→ **Exercise task**: Repeat the listing in full, exactly as it stands.

→ **Supplied records**:
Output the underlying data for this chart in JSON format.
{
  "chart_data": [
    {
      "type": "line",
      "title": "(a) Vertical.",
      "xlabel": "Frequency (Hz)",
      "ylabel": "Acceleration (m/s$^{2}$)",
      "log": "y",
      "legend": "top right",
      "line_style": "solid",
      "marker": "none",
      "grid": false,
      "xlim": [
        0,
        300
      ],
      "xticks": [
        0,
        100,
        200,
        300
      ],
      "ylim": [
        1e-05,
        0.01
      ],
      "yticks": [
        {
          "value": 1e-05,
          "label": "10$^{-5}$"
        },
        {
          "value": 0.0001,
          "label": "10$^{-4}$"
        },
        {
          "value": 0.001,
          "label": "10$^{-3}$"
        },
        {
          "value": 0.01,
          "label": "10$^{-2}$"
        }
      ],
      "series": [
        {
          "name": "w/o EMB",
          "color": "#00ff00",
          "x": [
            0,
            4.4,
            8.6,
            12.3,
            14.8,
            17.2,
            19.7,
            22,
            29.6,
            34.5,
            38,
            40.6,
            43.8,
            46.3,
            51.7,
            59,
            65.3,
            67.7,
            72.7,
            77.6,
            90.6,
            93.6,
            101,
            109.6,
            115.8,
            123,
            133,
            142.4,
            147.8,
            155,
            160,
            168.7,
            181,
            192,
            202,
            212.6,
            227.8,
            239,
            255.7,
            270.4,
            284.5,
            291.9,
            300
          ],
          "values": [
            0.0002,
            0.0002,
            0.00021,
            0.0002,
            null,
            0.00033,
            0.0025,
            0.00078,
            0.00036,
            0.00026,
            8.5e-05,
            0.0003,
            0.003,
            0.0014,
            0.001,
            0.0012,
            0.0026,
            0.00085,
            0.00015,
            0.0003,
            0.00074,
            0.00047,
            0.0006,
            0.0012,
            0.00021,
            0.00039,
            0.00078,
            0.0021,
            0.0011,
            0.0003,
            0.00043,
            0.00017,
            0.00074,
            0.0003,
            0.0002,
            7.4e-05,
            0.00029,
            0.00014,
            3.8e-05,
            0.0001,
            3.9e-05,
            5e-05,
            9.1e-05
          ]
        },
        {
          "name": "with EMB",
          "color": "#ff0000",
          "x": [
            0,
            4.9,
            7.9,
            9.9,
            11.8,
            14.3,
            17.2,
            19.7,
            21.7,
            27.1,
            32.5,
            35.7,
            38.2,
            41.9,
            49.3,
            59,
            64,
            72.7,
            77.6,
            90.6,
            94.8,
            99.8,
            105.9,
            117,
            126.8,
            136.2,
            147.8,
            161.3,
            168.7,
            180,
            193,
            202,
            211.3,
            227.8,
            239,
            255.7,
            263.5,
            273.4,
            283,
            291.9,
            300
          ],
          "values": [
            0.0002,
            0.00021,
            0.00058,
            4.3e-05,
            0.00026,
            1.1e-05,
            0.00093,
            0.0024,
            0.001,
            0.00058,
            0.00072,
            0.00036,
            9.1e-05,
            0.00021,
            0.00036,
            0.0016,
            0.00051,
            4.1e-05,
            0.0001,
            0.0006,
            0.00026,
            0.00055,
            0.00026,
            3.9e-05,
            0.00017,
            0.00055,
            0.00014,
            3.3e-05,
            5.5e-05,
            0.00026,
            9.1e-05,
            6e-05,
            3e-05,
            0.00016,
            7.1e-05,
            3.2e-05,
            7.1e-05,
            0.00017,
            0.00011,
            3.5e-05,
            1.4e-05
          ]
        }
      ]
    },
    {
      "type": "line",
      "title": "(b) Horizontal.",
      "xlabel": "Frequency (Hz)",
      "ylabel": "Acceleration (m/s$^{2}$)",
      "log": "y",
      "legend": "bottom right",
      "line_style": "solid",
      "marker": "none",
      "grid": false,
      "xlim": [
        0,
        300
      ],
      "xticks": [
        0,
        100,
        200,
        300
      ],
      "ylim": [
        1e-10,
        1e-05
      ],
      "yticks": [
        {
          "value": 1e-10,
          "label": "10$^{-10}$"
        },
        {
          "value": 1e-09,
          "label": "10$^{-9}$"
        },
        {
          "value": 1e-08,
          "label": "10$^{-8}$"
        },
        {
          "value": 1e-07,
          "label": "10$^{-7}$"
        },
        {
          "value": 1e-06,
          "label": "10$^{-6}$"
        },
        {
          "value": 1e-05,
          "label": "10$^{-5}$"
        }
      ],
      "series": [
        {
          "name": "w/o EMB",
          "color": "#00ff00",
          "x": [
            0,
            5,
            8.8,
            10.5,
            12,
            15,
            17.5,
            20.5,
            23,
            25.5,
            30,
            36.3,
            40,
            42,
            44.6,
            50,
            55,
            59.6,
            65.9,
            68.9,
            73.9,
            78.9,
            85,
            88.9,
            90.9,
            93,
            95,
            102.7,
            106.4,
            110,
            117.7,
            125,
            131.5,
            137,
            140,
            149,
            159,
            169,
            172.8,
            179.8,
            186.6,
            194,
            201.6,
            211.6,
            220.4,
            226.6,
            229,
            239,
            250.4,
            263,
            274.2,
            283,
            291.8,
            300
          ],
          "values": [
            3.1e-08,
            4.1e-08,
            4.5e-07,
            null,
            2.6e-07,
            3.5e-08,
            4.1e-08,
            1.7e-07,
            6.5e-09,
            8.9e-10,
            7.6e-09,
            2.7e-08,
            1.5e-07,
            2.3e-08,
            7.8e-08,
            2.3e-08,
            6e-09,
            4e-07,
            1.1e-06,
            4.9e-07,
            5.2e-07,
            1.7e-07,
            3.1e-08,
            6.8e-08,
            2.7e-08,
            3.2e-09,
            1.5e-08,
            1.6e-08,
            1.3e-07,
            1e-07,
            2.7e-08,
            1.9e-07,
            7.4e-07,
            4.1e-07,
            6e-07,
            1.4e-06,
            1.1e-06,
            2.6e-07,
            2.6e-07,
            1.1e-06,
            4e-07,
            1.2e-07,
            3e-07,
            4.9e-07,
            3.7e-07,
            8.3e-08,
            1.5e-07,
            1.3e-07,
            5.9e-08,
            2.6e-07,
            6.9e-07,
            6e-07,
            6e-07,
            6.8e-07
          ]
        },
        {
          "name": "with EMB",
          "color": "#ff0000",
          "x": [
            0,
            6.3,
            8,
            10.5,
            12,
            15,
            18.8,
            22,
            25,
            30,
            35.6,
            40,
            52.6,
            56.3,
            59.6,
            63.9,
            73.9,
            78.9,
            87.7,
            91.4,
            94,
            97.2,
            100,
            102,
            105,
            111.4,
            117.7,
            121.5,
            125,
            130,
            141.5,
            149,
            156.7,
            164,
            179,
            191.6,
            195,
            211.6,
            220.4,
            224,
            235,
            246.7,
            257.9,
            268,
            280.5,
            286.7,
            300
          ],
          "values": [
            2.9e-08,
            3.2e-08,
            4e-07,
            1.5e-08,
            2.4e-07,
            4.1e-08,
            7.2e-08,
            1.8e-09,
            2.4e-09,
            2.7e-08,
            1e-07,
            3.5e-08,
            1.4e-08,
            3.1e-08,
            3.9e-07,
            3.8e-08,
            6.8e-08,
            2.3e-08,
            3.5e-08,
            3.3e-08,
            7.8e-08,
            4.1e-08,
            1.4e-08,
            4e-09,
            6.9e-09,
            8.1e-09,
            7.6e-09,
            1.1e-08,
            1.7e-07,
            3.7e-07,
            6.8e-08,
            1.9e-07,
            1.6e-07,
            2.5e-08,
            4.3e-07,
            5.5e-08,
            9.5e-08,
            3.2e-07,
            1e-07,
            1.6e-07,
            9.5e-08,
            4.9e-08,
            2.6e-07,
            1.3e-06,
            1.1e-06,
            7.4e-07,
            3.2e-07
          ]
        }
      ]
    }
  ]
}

→ **Expected answer**:
Output the underlying data for this chart in JSON format.
{
  "chart_data": [
    {
      "type": "line",
      "title": "(a) Vertical.",
      "xlabel": "Frequency (Hz)",
      "ylabel": "Acceleration (m/s$^{2}$)",
      "log": "y",
      "legend": "top right",
      "line_style": "solid",
      "marker": "none",
      "grid": false,
      "xlim": [
        0,
        300
      ],
      "xticks": [
        0,
        100,
        200,
        300
      ],
      "ylim": [
        1e-05,
        0.01
      ],
      "yticks": [
        {
          "value": 1e-05,
          "label": "10$^{-5}$"
        },
        {
          "value": 0.0001,
          "label": "10$^{-4}$"
        },
        {
          "value": 0.001,
          "label": "10$^{-3}$"
        },
        {
          "value": 0.01,
          "label": "10$^{-2}$"
        }
      ],
      "series": [
        {
          "name": "w/o EMB",
          "color": "#00ff00",
          "x": [
            0,
            4.4,
            8.6,
            12.3,
            14.8,
            17.2,
            19.7,
            22,
            29.6,
            34.5,
            38,
            40.6,
            43.8,
            46.3,
            51.7,
            59,
            65.3,
            67.7,
            72.7,
            77.6,
            90.6,
            93.6,
            101,
            109.6,
            115.8,
            123,
            133,
            142.4,
            147.8,
            155,
            160,
            168.7,
            181,
            192,
            202,
            212.6,
            227.8,
            239,
            255.7,
            270.4,
            284.5,
            291.9,
            300
          ],
          "values": [
            0.0002,
            0.0002,
            0.00021,
            0.0002,
            null,
            0.00033,
            0.0025,
            0.00078,
            0.00036,
            0.00026,
            8.5e-05,
            0.0003,
            0.003,
            0.0014,
            0.001,
            0.0012,
            0.0026,
            0.00085,
            0.00015,
            0.0003,
            0.00074,
            0.00047,
            0.0006,
            0.0012,
            0.00021,
            0.00039,
            0.00078,
            0.0021,
            0.0011,
            0.0003,
            0.00043,
            0.00017,
            0.00074,
            0.0003,
            0.0002,
            7.4e-05,
            0.00029,
            0.00014,
            3.8e-05,
            0.0001,
            3.9e-05,
            5e-05,
            9.1e-05
          ]
        },
        {
          "name": "with EMB",
          "color": "#ff0000",
          "x": [
            0,
            4.9,
            7.9,
            9.9,
            11.8,
            14.3,
            17.2,
            19.7,
            21.7,
            27.1,
            32.5,
            35.7,
            38.2,
            41.9,
            49.3,
            59,
            64,
            72.7,
            77.6,
            90.6,
            94.8,
            99.8,
            105.9,
            117,
            126.8,
            136.2,
            147.8,
            161.3,
            168.7,
            180,
            193,
            202,
            211.3,
            227.8,
            239,
            255.7,
            263.5,
            273.4,
            283,
            291.9,
            300
          ],
          "values": [
            0.0002,
            0.00021,
            0.00058,
            4.3e-05,
            0.00026,
            1.1e-05,
            0.00093,
            0.0024,
            0.001,
            0.00058,
            0.00072,
            0.00036,
            9.1e-05,
            0.00021,
            0.00036,
            0.0016,
            0.00051,
            4.1e-05,
            0.0001,
            0.0006,
            0.00026,
            0.00055,
            0.00026,
            3.9e-05,
            0.00017,
            0.00055,
            0.00014,
            3.3e-05,
            5.5e-05,
            0.00026,
            9.1e-05,
            6e-05,
            3e-05,
            0.00016,
            7.1e-05,
            3.2e-05,
            7.1e-05,
            0.00017,
            0.00011,
            3.5e-05,
            1.4e-05
          ]
        }
      ]
    },
    {
      "type": "line",
      "title": "(b) Horizontal.",
      "xlabel": "Frequency (Hz)",
      "ylabel": "Acceleration (m/s$^{2}$)",
      "log": "y",
      "legend": "bottom right",
      "line_style": "solid",
      "marker": "none",
      "grid": false,
      "xlim": [
        0,
        300
      ],
      "xticks": [
        0,
        100,
        200,
        300
      ],
      "ylim": [
        1e-10,
        1e-05
      ],
      "yticks": [
        {
          "value": 1e-10,
          "label": "10$^{-10}$"
        },
        {
          "value": 1e-09,
          "label": "10$^{-9}$"
        },
        {
          "value": 1e-08,
          "label": "10$^{-8}$"
        },
        {
          "value": 1e-07,
          "label": "10$^{-7}$"
        },
        {
          "value": 1e-06,
          "label": "10$^{-6}$"
        },
        {
          "value": 1e-05,
          "label": "10$^{-5}$"
        }
      ],
      "series": [
        {
          "name": "w/o EMB",
          "color": "#00ff00",
          "x": [
            0,
            5,
            8.8,
            10.5,
            12,
            15,
            17.5,
            20.5,
            23,
            25.5,
            30,
            36.3,
            40,
            42,
            44.6,
            50,
            55,
            59.6,
            65.9,
            68.9,
            73.9,
            78.9,
            85,
            88.9,
            90.9,
            93,
            95,
            102.7,
            106.4,
            110,
            117.7,
            125,
            131.5,
            137,
            140,
            149,
            159,
            169,
            172.8,
            179.8,
            186.6,
            194,
            201.6,
            211.6,
            220.4,
            226.6,
            229,
            239,
            250.4,
            263,
            274.2,
            283,
            291.8,
            300
          ],
          "values": [
            3.1e-08,
            4.1e-08,
            4.5e-07,
            null,
            2.6e-07,
            3.5e-08,
            4.1e-08,
            1.7e-07,
            6.5e-09,
            8.9e-10,
            7.6e-09,
            2.7e-08,
            1.5e-07,
            2.3e-08,
            7.8e-08,
            2.3e-08,
            6e-09,
            4e-07,
            1.1e-06,
            4.9e-07,
            5.2e-07,
            1.7e-07,
            3.1e-08,
            6.8e-08,
            2.7e-08,
            3.2e-09,
            1.5e-08,
            1.6e-08,
            1.3e-07,
            1e-07,
            2.7e-08,
            1.9e-07,
            7.4e-07,
            4.1e-07,
            6e-07,
            1.4e-06,
            1.1e-06,
            2.6e-07,
            2.6e-07,
            1.1e-06,
            4e-07,
            1.2e-07,
            3e-07,
            4.9e-07,
            3.7e-07,
            8.3e-08,
            1.5e-07,
            1.3e-07,
            5.9e-08,
            2.6e-07,
            6.9e-07,
            6e-07,
            6e-07,
            6.8e-07
          ]
        },
        {
          "name": "with EMB",
          "color": "#ff0000",
          "x": [
            0,
            6.3,
            8,
            10.5,
            12,
            15,
            18.8,
            22,
            25,
            30,
            35.6,
            40,
            52.6,
            56.3,
            59.6,
            63.9,
            73.9,
            78.9,
            87.7,
            91.4,
            94,
            97.2,
            100,
            102,
            105,
            111.4,
            117.7,
            121.5,
            125,
            130,
            141.5,
            149,
            156.7,
            164,
            179,
            191.6,
            195,
            211.6,
            220.4,
            224,
            235,
            246.7,
            257.9,
            268,
            280.5,
            286.7,
            300
          ],
          "values": [
            2.9e-08,
            3.2e-08,
            4e-07,
            1.5e-08,
            2.4e-07,
            4.1e-08,
            7.2e-08,
            1.8e-09,
            2.4e-09,
            2.7e-08,
            1e-07,
            3.5e-08,
            1.4e-08,
            3.1e-08,
            3.9e-07,
            3.8e-08,
            6.8e-08,
            2.3e-08,
            3.5e-08,
            3.3e-08,
            7.8e-08,
            4.1e-08,
            1.4e-08,
            4e-09,
            6.9e-09,
            8.1e-09,
            7.6e-09,
            1.1e-08,
            1.7e-07,
            3.7e-07,
            6.8e-08,
            1.9e-07,
            1.6e-07,
            2.5e-08,
            4.3e-07,
            5.5e-08,
            9.5e-08,
            3.2e-07,
            1e-07,
            1.6e-07,
            9.5e-08,
            4.9e-08,
            2.6e-07,
            1.3e-06,
            1.1e-06,
            7.4e-07,
            3.2e-07
          ]
        }
      ]
    }
  ]
}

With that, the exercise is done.